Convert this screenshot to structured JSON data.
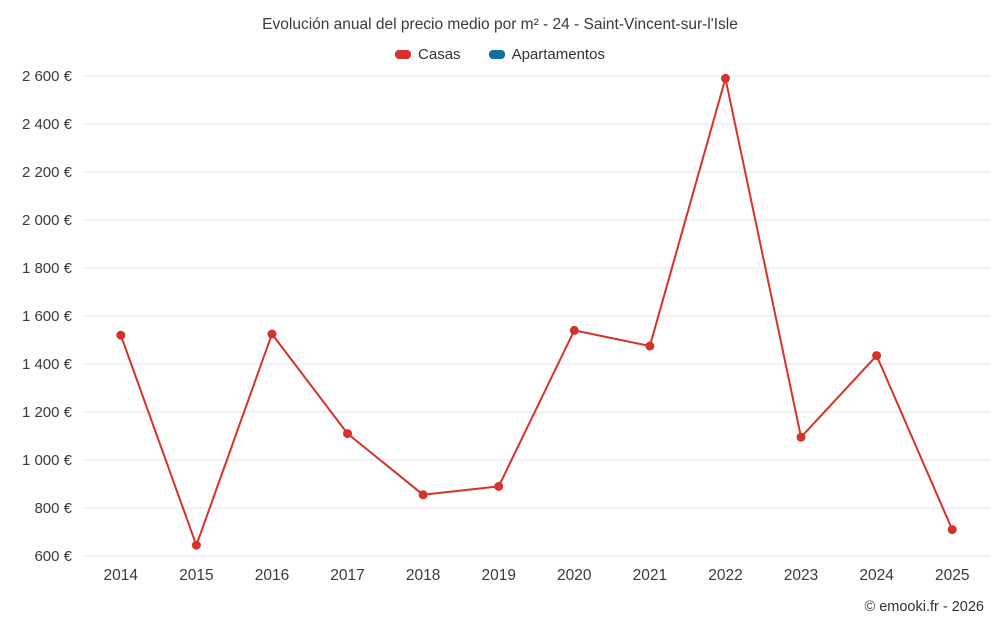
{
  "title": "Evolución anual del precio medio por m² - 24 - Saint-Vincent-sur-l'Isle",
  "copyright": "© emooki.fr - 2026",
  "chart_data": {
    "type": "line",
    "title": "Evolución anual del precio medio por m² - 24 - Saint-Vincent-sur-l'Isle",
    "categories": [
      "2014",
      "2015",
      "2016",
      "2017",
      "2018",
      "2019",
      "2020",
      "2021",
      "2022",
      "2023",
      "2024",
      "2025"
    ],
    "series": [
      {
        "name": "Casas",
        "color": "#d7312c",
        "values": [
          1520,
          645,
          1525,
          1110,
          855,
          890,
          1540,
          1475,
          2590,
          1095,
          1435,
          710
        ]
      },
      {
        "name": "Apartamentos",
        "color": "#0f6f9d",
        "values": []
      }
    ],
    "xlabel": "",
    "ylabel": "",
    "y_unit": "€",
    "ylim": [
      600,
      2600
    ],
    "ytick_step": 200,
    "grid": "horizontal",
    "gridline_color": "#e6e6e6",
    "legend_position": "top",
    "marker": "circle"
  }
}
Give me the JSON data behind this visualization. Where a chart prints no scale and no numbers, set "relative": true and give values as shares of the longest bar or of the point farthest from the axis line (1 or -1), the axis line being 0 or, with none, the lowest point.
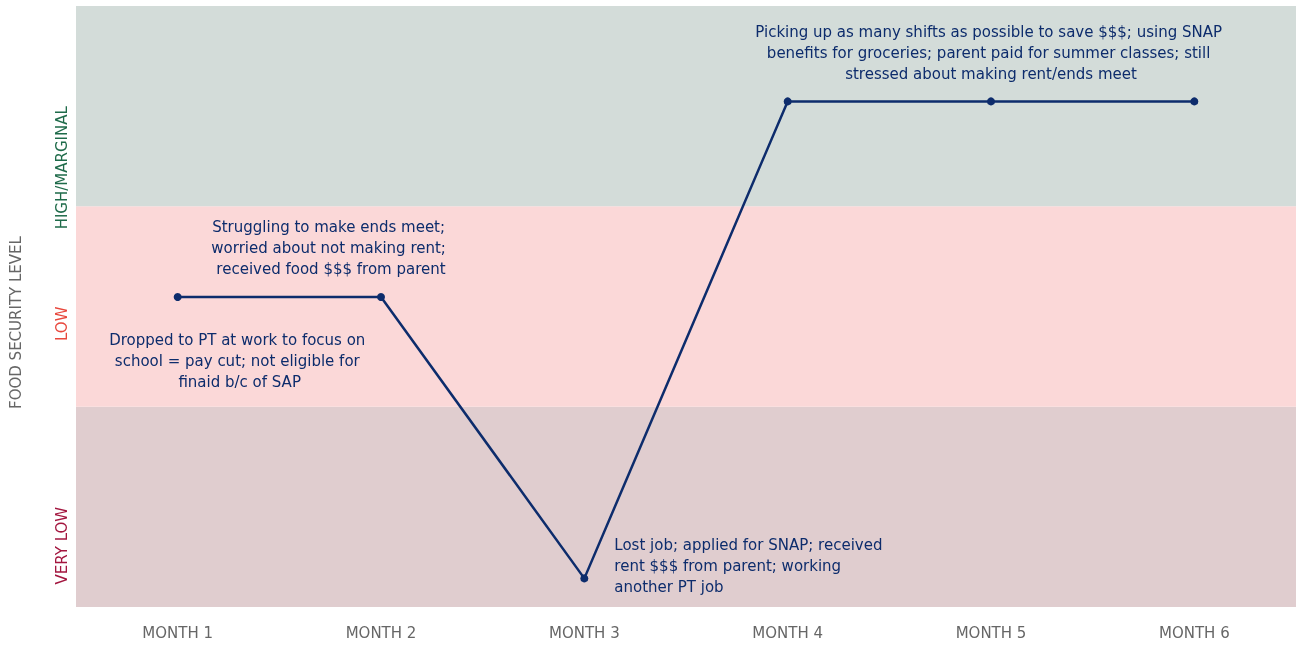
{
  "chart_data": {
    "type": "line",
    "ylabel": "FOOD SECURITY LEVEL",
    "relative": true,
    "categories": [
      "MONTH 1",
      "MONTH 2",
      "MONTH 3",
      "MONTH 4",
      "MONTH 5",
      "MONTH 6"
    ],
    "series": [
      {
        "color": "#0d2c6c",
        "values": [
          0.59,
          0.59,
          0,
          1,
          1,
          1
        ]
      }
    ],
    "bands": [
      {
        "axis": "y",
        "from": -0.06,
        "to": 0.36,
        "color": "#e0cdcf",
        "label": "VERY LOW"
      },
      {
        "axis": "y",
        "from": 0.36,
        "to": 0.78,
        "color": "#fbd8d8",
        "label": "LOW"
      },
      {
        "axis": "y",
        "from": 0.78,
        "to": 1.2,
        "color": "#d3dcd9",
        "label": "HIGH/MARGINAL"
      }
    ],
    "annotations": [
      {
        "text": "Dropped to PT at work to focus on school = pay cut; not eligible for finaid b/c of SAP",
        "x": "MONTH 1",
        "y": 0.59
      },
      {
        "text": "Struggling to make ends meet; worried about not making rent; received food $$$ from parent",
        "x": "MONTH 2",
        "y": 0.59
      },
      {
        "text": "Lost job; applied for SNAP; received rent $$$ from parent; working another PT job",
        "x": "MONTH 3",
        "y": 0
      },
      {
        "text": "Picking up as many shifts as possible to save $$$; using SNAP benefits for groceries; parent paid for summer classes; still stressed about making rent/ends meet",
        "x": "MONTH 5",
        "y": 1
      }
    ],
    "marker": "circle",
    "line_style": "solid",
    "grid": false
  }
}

============

■ Exercise brief
Return the listing above in full and without alteration, excluding its pictures.

■ Output
Convert this screenshot to structured JSON data.
{
  "title": "Evolución anual del precio medio por m² - 24 - Saint-Vincent-sur-l'Isle",
  "copyright": "© emooki.fr - 2026",
  "chart_data": {
    "type": "line",
    "title": "Evolución anual del precio medio por m² - 24 - Saint-Vincent-sur-l'Isle",
    "categories": [
      "2014",
      "2015",
      "2016",
      "2017",
      "2018",
      "2019",
      "2020",
      "2021",
      "2022",
      "2023",
      "2024",
      "2025"
    ],
    "series": [
      {
        "name": "Casas",
        "color": "#d7312c",
        "values": [
          1520,
          645,
          1525,
          1110,
          855,
          890,
          1540,
          1475,
          2590,
          1095,
          1435,
          710
        ]
      },
      {
        "name": "Apartamentos",
        "color": "#0f6f9d",
        "values": []
      }
    ],
    "xlabel": "",
    "ylabel": "",
    "y_unit": "€",
    "ylim": [
      600,
      2600
    ],
    "ytick_step": 200,
    "grid": "horizontal",
    "gridline_color": "#e6e6e6",
    "legend_position": "top",
    "marker": "circle"
  }
}
Give me the JSON data behind this visualization. Where a chart prints no scale and no numbers, set "relative": true and give values as shares of the longest bar or of the point farthest from the axis line (1 or -1), the axis line being 0 or, with none, the lowest point.
{
  "chart_data": {
    "type": "line",
    "ylabel": "FOOD SECURITY LEVEL",
    "relative": true,
    "categories": [
      "MONTH 1",
      "MONTH 2",
      "MONTH 3",
      "MONTH 4",
      "MONTH 5",
      "MONTH 6"
    ],
    "series": [
      {
        "color": "#0d2c6c",
        "values": [
          0.59,
          0.59,
          0,
          1,
          1,
          1
        ]
      }
    ],
    "bands": [
      {
        "axis": "y",
        "from": -0.06,
        "to": 0.36,
        "color": "#e0cdcf",
        "label": "VERY LOW"
      },
      {
        "axis": "y",
        "from": 0.36,
        "to": 0.78,
        "color": "#fbd8d8",
        "label": "LOW"
      },
      {
        "axis": "y",
        "from": 0.78,
        "to": 1.2,
        "color": "#d3dcd9",
        "label": "HIGH/MARGINAL"
      }
    ],
    "annotations": [
      {
        "text": "Dropped to PT at work to focus on school = pay cut; not eligible for finaid b/c of SAP",
        "x": "MONTH 1",
        "y": 0.59
      },
      {
        "text": "Struggling to make ends meet; worried about not making rent; received food $$$ from parent",
        "x": "MONTH 2",
        "y": 0.59
      },
      {
        "text": "Lost job; applied for SNAP; received rent $$$ from parent; working another PT job",
        "x": "MONTH 3",
        "y": 0
      },
      {
        "text": "Picking up as many shifts as possible to save $$$; using SNAP benefits for groceries; parent paid for summer classes; still stressed about making rent/ends meet",
        "x": "MONTH 5",
        "y": 1
      }
    ],
    "marker": "circle",
    "line_style": "solid",
    "grid": false
  }
}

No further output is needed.